• **WHAT THE TASK REQUIRES**:
Give every entry again, word for word.

== ROWS ==

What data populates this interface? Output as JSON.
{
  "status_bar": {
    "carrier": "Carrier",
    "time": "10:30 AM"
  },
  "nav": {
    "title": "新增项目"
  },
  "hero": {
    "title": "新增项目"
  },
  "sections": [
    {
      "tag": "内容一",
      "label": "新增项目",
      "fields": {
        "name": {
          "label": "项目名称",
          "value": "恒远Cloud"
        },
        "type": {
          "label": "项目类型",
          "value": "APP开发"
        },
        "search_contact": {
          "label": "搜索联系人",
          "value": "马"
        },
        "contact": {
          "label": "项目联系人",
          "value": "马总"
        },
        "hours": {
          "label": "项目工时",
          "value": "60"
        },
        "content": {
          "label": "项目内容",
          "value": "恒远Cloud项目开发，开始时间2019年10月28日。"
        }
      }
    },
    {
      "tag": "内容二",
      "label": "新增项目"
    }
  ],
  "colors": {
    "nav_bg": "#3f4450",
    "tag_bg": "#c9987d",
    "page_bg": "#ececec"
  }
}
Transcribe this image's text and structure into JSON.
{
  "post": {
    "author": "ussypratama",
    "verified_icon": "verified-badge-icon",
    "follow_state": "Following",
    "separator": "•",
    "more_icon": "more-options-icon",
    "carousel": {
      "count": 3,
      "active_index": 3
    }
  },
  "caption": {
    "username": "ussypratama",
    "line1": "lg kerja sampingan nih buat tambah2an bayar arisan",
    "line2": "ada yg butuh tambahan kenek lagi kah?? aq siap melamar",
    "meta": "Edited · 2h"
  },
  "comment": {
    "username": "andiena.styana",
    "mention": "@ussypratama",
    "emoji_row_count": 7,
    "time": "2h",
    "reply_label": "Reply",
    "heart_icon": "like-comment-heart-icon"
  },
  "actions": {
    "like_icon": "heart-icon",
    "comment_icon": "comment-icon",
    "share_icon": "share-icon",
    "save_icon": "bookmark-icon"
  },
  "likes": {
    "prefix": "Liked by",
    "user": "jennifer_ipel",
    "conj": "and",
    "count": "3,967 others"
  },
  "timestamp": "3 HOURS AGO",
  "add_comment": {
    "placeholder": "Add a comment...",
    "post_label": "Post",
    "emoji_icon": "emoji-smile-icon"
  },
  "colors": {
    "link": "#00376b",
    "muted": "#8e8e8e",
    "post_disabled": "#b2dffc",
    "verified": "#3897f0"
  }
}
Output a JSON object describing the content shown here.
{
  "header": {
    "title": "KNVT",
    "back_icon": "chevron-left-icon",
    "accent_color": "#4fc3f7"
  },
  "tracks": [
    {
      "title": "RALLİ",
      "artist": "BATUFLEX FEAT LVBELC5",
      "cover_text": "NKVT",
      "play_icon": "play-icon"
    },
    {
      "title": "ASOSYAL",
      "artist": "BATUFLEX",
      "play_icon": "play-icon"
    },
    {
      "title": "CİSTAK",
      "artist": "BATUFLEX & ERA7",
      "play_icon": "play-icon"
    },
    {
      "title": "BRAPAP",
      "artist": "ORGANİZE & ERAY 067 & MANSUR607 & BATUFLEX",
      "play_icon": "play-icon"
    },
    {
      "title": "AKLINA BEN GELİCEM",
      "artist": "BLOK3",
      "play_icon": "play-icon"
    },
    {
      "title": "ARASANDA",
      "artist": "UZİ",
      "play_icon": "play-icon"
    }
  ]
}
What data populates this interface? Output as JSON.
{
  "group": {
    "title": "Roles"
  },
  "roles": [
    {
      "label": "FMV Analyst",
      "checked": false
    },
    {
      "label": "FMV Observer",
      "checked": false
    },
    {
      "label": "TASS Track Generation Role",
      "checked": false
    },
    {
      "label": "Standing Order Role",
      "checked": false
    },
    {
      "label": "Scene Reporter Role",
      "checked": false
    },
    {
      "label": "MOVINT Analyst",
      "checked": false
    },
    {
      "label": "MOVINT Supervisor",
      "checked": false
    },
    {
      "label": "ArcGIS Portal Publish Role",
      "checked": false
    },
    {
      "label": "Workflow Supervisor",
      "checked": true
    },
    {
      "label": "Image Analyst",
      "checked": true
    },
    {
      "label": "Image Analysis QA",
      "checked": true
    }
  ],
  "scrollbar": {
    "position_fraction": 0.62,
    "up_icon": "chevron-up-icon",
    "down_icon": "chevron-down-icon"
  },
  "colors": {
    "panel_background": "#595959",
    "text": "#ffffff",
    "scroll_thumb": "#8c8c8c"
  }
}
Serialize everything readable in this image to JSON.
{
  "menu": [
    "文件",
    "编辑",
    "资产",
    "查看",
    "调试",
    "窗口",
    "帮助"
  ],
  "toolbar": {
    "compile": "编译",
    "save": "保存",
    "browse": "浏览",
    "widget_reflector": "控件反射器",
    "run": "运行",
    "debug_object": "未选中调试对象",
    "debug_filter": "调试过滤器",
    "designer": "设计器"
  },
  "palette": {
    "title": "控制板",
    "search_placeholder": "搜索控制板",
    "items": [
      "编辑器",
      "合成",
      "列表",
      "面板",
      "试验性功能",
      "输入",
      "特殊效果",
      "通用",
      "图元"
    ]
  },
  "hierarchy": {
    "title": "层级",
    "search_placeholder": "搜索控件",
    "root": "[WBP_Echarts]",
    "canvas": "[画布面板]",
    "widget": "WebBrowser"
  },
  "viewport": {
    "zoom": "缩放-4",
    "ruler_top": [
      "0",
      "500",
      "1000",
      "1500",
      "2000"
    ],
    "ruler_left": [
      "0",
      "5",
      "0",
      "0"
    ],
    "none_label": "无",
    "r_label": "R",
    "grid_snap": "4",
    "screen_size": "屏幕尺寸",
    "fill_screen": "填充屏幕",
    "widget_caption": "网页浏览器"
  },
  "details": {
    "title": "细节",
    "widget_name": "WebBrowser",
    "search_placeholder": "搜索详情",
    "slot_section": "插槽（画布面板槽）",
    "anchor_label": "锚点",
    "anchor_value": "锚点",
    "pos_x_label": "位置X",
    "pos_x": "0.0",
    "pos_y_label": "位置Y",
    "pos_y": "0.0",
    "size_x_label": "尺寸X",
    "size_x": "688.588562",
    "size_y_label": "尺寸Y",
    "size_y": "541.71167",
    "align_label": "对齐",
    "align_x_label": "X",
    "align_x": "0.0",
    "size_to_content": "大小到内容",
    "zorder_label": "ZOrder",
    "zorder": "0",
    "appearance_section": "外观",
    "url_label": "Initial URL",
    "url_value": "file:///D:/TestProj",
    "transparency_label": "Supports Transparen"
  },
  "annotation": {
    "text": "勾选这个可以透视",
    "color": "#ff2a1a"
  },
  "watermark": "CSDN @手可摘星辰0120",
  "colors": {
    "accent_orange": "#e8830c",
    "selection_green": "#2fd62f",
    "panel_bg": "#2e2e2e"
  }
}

===

• **OUTPUT OF THE TASK**:
What data populates this interface? Output as JSON.
{
  "status_bar": {
    "carrier": "Carrier",
    "time": "10:30 AM"
  },
  "nav": {
    "title": "新增项目"
  },
  "hero": {
    "title": "新增项目"
  },
  "sections": [
    {
      "tag": "内容一",
      "label": "新增项目",
      "fields": {
        "name": {
          "label": "项目名称",
          "value": "恒远Cloud"
        },
        "type": {
          "label": "项目类型",
          "value": "APP开发"
        },
        "search_contact": {
          "label": "搜索联系人",
          "value": "马"
        },
        "contact": {
          "label": "项目联系人",
          "value": "马总"
        },
        "hours": {
          "label": "项目工时",
          "value": "60"
        },
        "content": {
          "label": "项目内容",
          "value": "恒远Cloud项目开发，开始时间2019年10月28日。"
        }
      }
    },
    {
      "tag": "内容二",
      "label": "新增项目"
    }
  ],
  "colors": {
    "nav_bg": "#3f4450",
    "tag_bg": "#c9987d",
    "page_bg": "#ececec"
  }
}
Transcribe this image's text and structure into JSON.
{
  "post": {
    "author": "ussypratama",
    "verified_icon": "verified-badge-icon",
    "follow_state": "Following",
    "separator": "•",
    "more_icon": "more-options-icon",
    "carousel": {
      "count": 3,
      "active_index": 3
    }
  },
  "caption": {
    "username": "ussypratama",
    "line1": "lg kerja sampingan nih buat tambah2an bayar arisan",
    "line2": "ada yg butuh tambahan kenek lagi kah?? aq siap melamar",
    "meta": "Edited · 2h"
  },
  "comment": {
    "username": "andiena.styana",
    "mention": "@ussypratama",
    "emoji_row_count": 7,
    "time": "2h",
    "reply_label": "Reply",
    "heart_icon": "like-comment-heart-icon"
  },
  "actions": {
    "like_icon": "heart-icon",
    "comment_icon": "comment-icon",
    "share_icon": "share-icon",
    "save_icon": "bookmark-icon"
  },
  "likes": {
    "prefix": "Liked by",
    "user": "jennifer_ipel",
    "conj": "and",
    "count": "3,967 others"
  },
  "timestamp": "3 HOURS AGO",
  "add_comment": {
    "placeholder": "Add a comment...",
    "post_label": "Post",
    "emoji_icon": "emoji-smile-icon"
  },
  "colors": {
    "link": "#00376b",
    "muted": "#8e8e8e",
    "post_disabled": "#b2dffc",
    "verified": "#3897f0"
  }
}
Output a JSON object describing the content shown here.
{
  "header": {
    "title": "KNVT",
    "back_icon": "chevron-left-icon",
    "accent_color": "#4fc3f7"
  },
  "tracks": [
    {
      "title": "RALLİ",
      "artist": "BATUFLEX FEAT LVBELC5",
      "cover_text": "NKVT",
      "play_icon": "play-icon"
    },
    {
      "title": "ASOSYAL",
      "artist": "BATUFLEX",
      "play_icon": "play-icon"
    },
    {
      "title": "CİSTAK",
      "artist": "BATUFLEX & ERA7",
      "play_icon": "play-icon"
    },
    {
      "title": "BRAPAP",
      "artist": "ORGANİZE & ERAY 067 & MANSUR607 & BATUFLEX",
      "play_icon": "play-icon"
    },
    {
      "title": "AKLINA BEN GELİCEM",
      "artist": "BLOK3",
      "play_icon": "play-icon"
    },
    {
      "title": "ARASANDA",
      "artist": "UZİ",
      "play_icon": "play-icon"
    }
  ]
}
What data populates this interface? Output as JSON.
{
  "group": {
    "title": "Roles"
  },
  "roles": [
    {
      "label": "FMV Analyst",
      "checked": false
    },
    {
      "label": "FMV Observer",
      "checked": false
    },
    {
      "label": "TASS Track Generation Role",
      "checked": false
    },
    {
      "label": "Standing Order Role",
      "checked": false
    },
    {
      "label": "Scene Reporter Role",
      "checked": false
    },
    {
      "label": "MOVINT Analyst",
      "checked": false
    },
    {
      "label": "MOVINT Supervisor",
      "checked": false
    },
    {
      "label": "ArcGIS Portal Publish Role",
      "checked": false
    },
    {
      "label": "Workflow Supervisor",
      "checked": true
    },
    {
      "label": "Image Analyst",
      "checked": true
    },
    {
      "label": "Image Analysis QA",
      "checked": true
    }
  ],
  "scrollbar": {
    "position_fraction": 0.62,
    "up_icon": "chevron-up-icon",
    "down_icon": "chevron-down-icon"
  },
  "colors": {
    "panel_background": "#595959",
    "text": "#ffffff",
    "scroll_thumb": "#8c8c8c"
  }
}
Serialize everything readable in this image to JSON.
{
  "menu": [
    "文件",
    "编辑",
    "资产",
    "查看",
    "调试",
    "窗口",
    "帮助"
  ],
  "toolbar": {
    "compile": "编译",
    "save": "保存",
    "browse": "浏览",
    "widget_reflector": "控件反射器",
    "run": "运行",
    "debug_object": "未选中调试对象",
    "debug_filter": "调试过滤器",
    "designer": "设计器"
  },
  "palette": {
    "title": "控制板",
    "search_placeholder": "搜索控制板",
    "items": [
      "编辑器",
      "合成",
      "列表",
      "面板",
      "试验性功能",
      "输入",
      "特殊效果",
      "通用",
      "图元"
    ]
  },
  "hierarchy": {
    "title": "层级",
    "search_placeholder": "搜索控件",
    "root": "[WBP_Echarts]",
    "canvas": "[画布面板]",
    "widget": "WebBrowser"
  },
  "viewport": {
    "zoom": "缩放-4",
    "ruler_top": [
      "0",
      "500",
      "1000",
      "1500",
      "2000"
    ],
    "ruler_left": [
      "0",
      "5",
      "0",
      "0"
    ],
    "none_label": "无",
    "r_label": "R",
    "grid_snap": "4",
    "screen_size": "屏幕尺寸",
    "fill_screen": "填充屏幕",
    "widget_caption": "网页浏览器"
  },
  "details": {
    "title": "细节",
    "widget_name": "WebBrowser",
    "search_placeholder": "搜索详情",
    "slot_section": "插槽（画布面板槽）",
    "anchor_label": "锚点",
    "anchor_value": "锚点",
    "pos_x_label": "位置X",
    "pos_x": "0.0",
    "pos_y_label": "位置Y",
    "pos_y": "0.0",
    "size_x_label": "尺寸X",
    "size_x": "688.588562",
    "size_y_label": "尺寸Y",
    "size_y": "541.71167",
    "align_label": "对齐",
    "align_x_label": "X",
    "align_x": "0.0",
    "size_to_content": "大小到内容",
    "zorder_label": "ZOrder",
    "zorder": "0",
    "appearance_section": "外观",
    "url_label": "Initial URL",
    "url_value": "file:///D:/TestProj",
    "transparency_label": "Supports Transparen"
  },
  "annotation": {
    "text": "勾选这个可以透视",
    "color": "#ff2a1a"
  },
  "watermark": "CSDN @手可摘星辰0120",
  "colors": {
    "accent_orange": "#e8830c",
    "selection_green": "#2fd62f",
    "panel_bg": "#2e2e2e"
  }
}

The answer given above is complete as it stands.